** WHAT IS NEEDED **
Check each line of the records below and collect those holding "JSON".

** DATA EXTRACT **
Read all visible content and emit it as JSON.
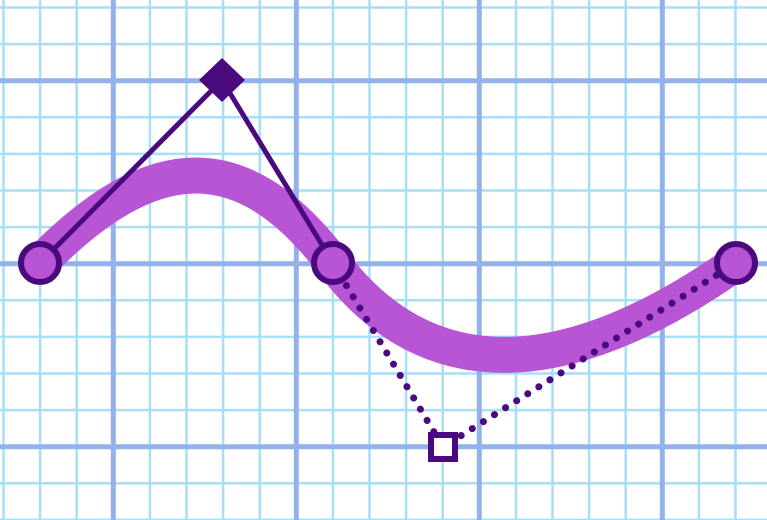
{
  "colors": {
    "background": "#ffffff",
    "grid_minor": "#a8def6",
    "grid_major": "#93b1ea",
    "curve": "#b755d4",
    "outline": "#4a0a7e",
    "anchor_fill": "#b755d4",
    "handle_open_fill": "#ffffff"
  },
  "curve_editor": {
    "segments": [
      {
        "name": "segment-1",
        "handle_style": "solid",
        "handle_marker": "diamond-filled"
      },
      {
        "name": "segment-2",
        "handle_style": "dotted",
        "handle_marker": "square-open"
      }
    ],
    "anchors": [
      "anchor-start",
      "anchor-mid",
      "anchor-end"
    ]
  }
}
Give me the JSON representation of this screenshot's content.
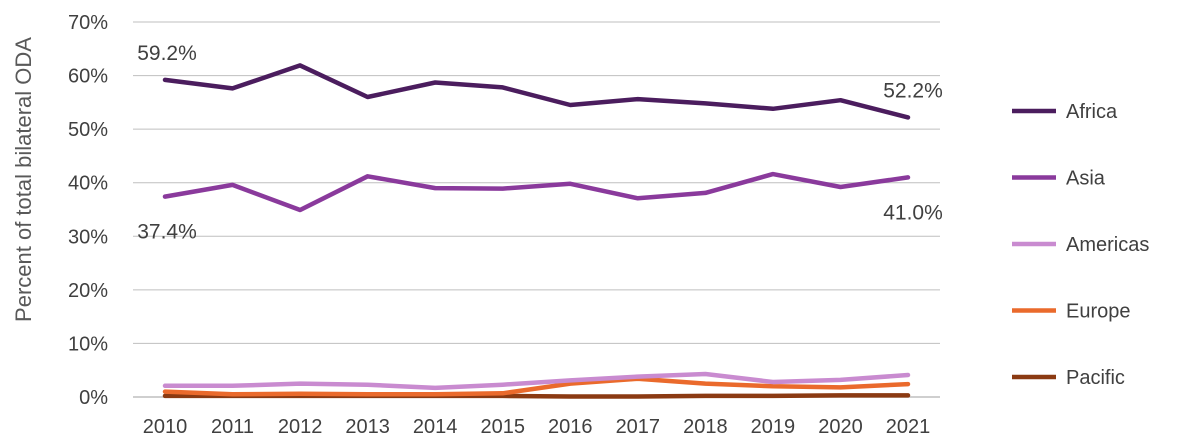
{
  "chart_data": {
    "type": "line",
    "title": "",
    "xlabel": "",
    "ylabel": "Percent of total bilateral ODA",
    "categories": [
      "2010",
      "2011",
      "2012",
      "2013",
      "2014",
      "2015",
      "2016",
      "2017",
      "2018",
      "2019",
      "2020",
      "2021"
    ],
    "y_ticks": [
      "0%",
      "10%",
      "20%",
      "30%",
      "40%",
      "50%",
      "60%",
      "70%"
    ],
    "ylim": [
      0,
      70
    ],
    "grid": true,
    "legend_position": "right",
    "series": [
      {
        "name": "Africa",
        "color": "#4b1d5e",
        "values": [
          59.2,
          57.6,
          61.9,
          56.0,
          58.7,
          57.8,
          54.5,
          55.6,
          54.8,
          53.8,
          55.4,
          52.2
        ]
      },
      {
        "name": "Asia",
        "color": "#8a3a9c",
        "values": [
          37.4,
          39.6,
          34.9,
          41.2,
          39.0,
          38.9,
          39.8,
          37.1,
          38.1,
          41.6,
          39.2,
          41.0
        ]
      },
      {
        "name": "Americas",
        "color": "#c98bd0",
        "values": [
          2.1,
          2.1,
          2.5,
          2.3,
          1.7,
          2.3,
          3.1,
          3.8,
          4.3,
          2.8,
          3.2,
          4.1
        ]
      },
      {
        "name": "Europe",
        "color": "#ea6a2c",
        "values": [
          1.0,
          0.5,
          0.6,
          0.5,
          0.5,
          0.7,
          2.5,
          3.4,
          2.5,
          2.0,
          1.8,
          2.4
        ]
      },
      {
        "name": "Pacific",
        "color": "#8b3a12",
        "values": [
          0.2,
          0.2,
          0.2,
          0.2,
          0.2,
          0.2,
          0.1,
          0.1,
          0.2,
          0.2,
          0.3,
          0.3
        ]
      }
    ],
    "annotations": [
      {
        "text": "59.2%",
        "series": "Africa",
        "category": "2010"
      },
      {
        "text": "52.2%",
        "series": "Africa",
        "category": "2021"
      },
      {
        "text": "37.4%",
        "series": "Asia",
        "category": "2010"
      },
      {
        "text": "41.0%",
        "series": "Asia",
        "category": "2021"
      }
    ]
  }
}
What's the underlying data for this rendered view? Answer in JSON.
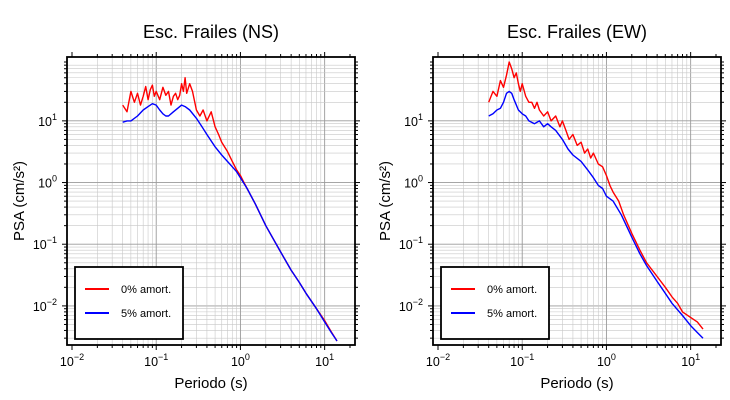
{
  "chart_data": [
    {
      "type": "line",
      "title": "Esc. Frailes (NS)",
      "xlabel": "Periodo (s)",
      "ylabel": "PSA (cm/s²)",
      "xscale": "log",
      "yscale": "log",
      "xlim": [
        0.01,
        20
      ],
      "ylim": [
        0.0028,
        90
      ],
      "grid": true,
      "legend_position": "bottom-left",
      "xticks": [
        {
          "base": "10",
          "exp": "−2"
        },
        {
          "base": "10",
          "exp": "−1"
        },
        {
          "base": "10",
          "exp": "0"
        },
        {
          "base": "10",
          "exp": "1"
        }
      ],
      "yticks": [
        {
          "base": "10",
          "exp": "−2"
        },
        {
          "base": "10",
          "exp": "−1"
        },
        {
          "base": "10",
          "exp": "0"
        },
        {
          "base": "10",
          "exp": "1"
        }
      ],
      "series": [
        {
          "name": "0% amort.",
          "color": "#ff0000",
          "x": [
            0.04,
            0.045,
            0.05,
            0.055,
            0.06,
            0.065,
            0.07,
            0.075,
            0.08,
            0.085,
            0.09,
            0.095,
            0.1,
            0.11,
            0.12,
            0.13,
            0.14,
            0.15,
            0.16,
            0.17,
            0.18,
            0.19,
            0.2,
            0.21,
            0.22,
            0.23,
            0.25,
            0.27,
            0.3,
            0.33,
            0.36,
            0.4,
            0.45,
            0.5,
            0.55,
            0.6,
            0.7,
            0.8,
            0.9,
            1.0,
            1.1,
            1.2,
            1.5,
            2,
            3,
            4,
            5,
            6,
            8,
            10,
            12,
            14
          ],
          "y": [
            18,
            14,
            30,
            20,
            28,
            18,
            25,
            36,
            22,
            32,
            38,
            25,
            30,
            22,
            35,
            26,
            30,
            18,
            25,
            28,
            22,
            26,
            40,
            30,
            50,
            28,
            40,
            30,
            15,
            12,
            15,
            10,
            14,
            8,
            6,
            4.5,
            3.2,
            2.2,
            1.6,
            1.3,
            1.0,
            0.8,
            0.45,
            0.2,
            0.075,
            0.038,
            0.024,
            0.016,
            0.009,
            0.0058,
            0.0038,
            0.0027
          ]
        },
        {
          "name": "5% amort.",
          "color": "#0000ff",
          "x": [
            0.04,
            0.045,
            0.05,
            0.06,
            0.07,
            0.08,
            0.09,
            0.1,
            0.11,
            0.12,
            0.13,
            0.14,
            0.16,
            0.18,
            0.2,
            0.22,
            0.25,
            0.3,
            0.35,
            0.4,
            0.5,
            0.6,
            0.7,
            0.8,
            0.9,
            1.0,
            1.2,
            1.5,
            2,
            3,
            4,
            5,
            6,
            8,
            10,
            12,
            14
          ],
          "y": [
            9.5,
            10,
            10,
            12,
            15,
            17,
            19,
            18,
            15,
            13,
            12,
            12,
            14,
            16,
            18,
            17,
            15,
            11,
            8,
            6,
            3.8,
            2.8,
            2.2,
            1.8,
            1.5,
            1.2,
            0.8,
            0.45,
            0.2,
            0.075,
            0.038,
            0.024,
            0.016,
            0.009,
            0.0055,
            0.0037,
            0.0027
          ]
        }
      ]
    },
    {
      "type": "line",
      "title": "Esc. Frailes (EW)",
      "xlabel": "Periodo (s)",
      "ylabel": "PSA (cm/s²)",
      "xscale": "log",
      "yscale": "log",
      "xlim": [
        0.01,
        20
      ],
      "ylim": [
        0.0028,
        90
      ],
      "grid": true,
      "legend_position": "bottom-left",
      "xticks": [
        {
          "base": "10",
          "exp": "−2"
        },
        {
          "base": "10",
          "exp": "−1"
        },
        {
          "base": "10",
          "exp": "0"
        },
        {
          "base": "10",
          "exp": "1"
        }
      ],
      "yticks": [
        {
          "base": "10",
          "exp": "−2"
        },
        {
          "base": "10",
          "exp": "−1"
        },
        {
          "base": "10",
          "exp": "0"
        },
        {
          "base": "10",
          "exp": "1"
        }
      ],
      "series": [
        {
          "name": "0% amort.",
          "color": "#ff0000",
          "x": [
            0.04,
            0.045,
            0.05,
            0.055,
            0.06,
            0.065,
            0.07,
            0.075,
            0.08,
            0.085,
            0.09,
            0.095,
            0.1,
            0.11,
            0.12,
            0.13,
            0.14,
            0.15,
            0.16,
            0.18,
            0.2,
            0.22,
            0.25,
            0.28,
            0.3,
            0.33,
            0.36,
            0.4,
            0.45,
            0.5,
            0.55,
            0.6,
            0.65,
            0.7,
            0.8,
            0.9,
            1.0,
            1.1,
            1.2,
            1.4,
            1.6,
            2,
            2.5,
            3,
            4,
            5,
            6,
            7,
            8,
            10,
            12,
            14
          ],
          "y": [
            20,
            30,
            25,
            45,
            35,
            55,
            90,
            70,
            50,
            60,
            40,
            30,
            40,
            25,
            20,
            20,
            16,
            20,
            15,
            12,
            14,
            10,
            12,
            8,
            10,
            7,
            5,
            6,
            4,
            4.5,
            3,
            3.5,
            2.5,
            3,
            2,
            1.8,
            1.3,
            0.9,
            0.7,
            0.5,
            0.3,
            0.15,
            0.08,
            0.05,
            0.03,
            0.02,
            0.014,
            0.011,
            0.008,
            0.0065,
            0.0055,
            0.0042
          ]
        },
        {
          "name": "5% amort.",
          "color": "#0000ff",
          "x": [
            0.04,
            0.045,
            0.05,
            0.055,
            0.06,
            0.065,
            0.07,
            0.075,
            0.08,
            0.09,
            0.1,
            0.11,
            0.12,
            0.14,
            0.16,
            0.18,
            0.2,
            0.22,
            0.25,
            0.3,
            0.35,
            0.4,
            0.5,
            0.6,
            0.7,
            0.8,
            0.9,
            1.0,
            1.2,
            1.5,
            2,
            2.5,
            3,
            4,
            5,
            6,
            8,
            10,
            12,
            14
          ],
          "y": [
            12,
            13,
            15,
            16,
            20,
            28,
            30,
            28,
            22,
            15,
            13,
            12,
            10,
            9,
            10,
            8,
            9,
            8,
            7,
            5,
            3.5,
            2.8,
            2.2,
            1.6,
            1.2,
            0.9,
            0.8,
            0.6,
            0.5,
            0.3,
            0.13,
            0.07,
            0.045,
            0.025,
            0.016,
            0.011,
            0.007,
            0.0048,
            0.0037,
            0.003
          ]
        }
      ]
    }
  ]
}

** THE RESPONSE **
Read all visible content and emit it as JSON.
Give me the JSON representation of this screenshot's content.
What's the underlying data for this rendered view? Answer in JSON.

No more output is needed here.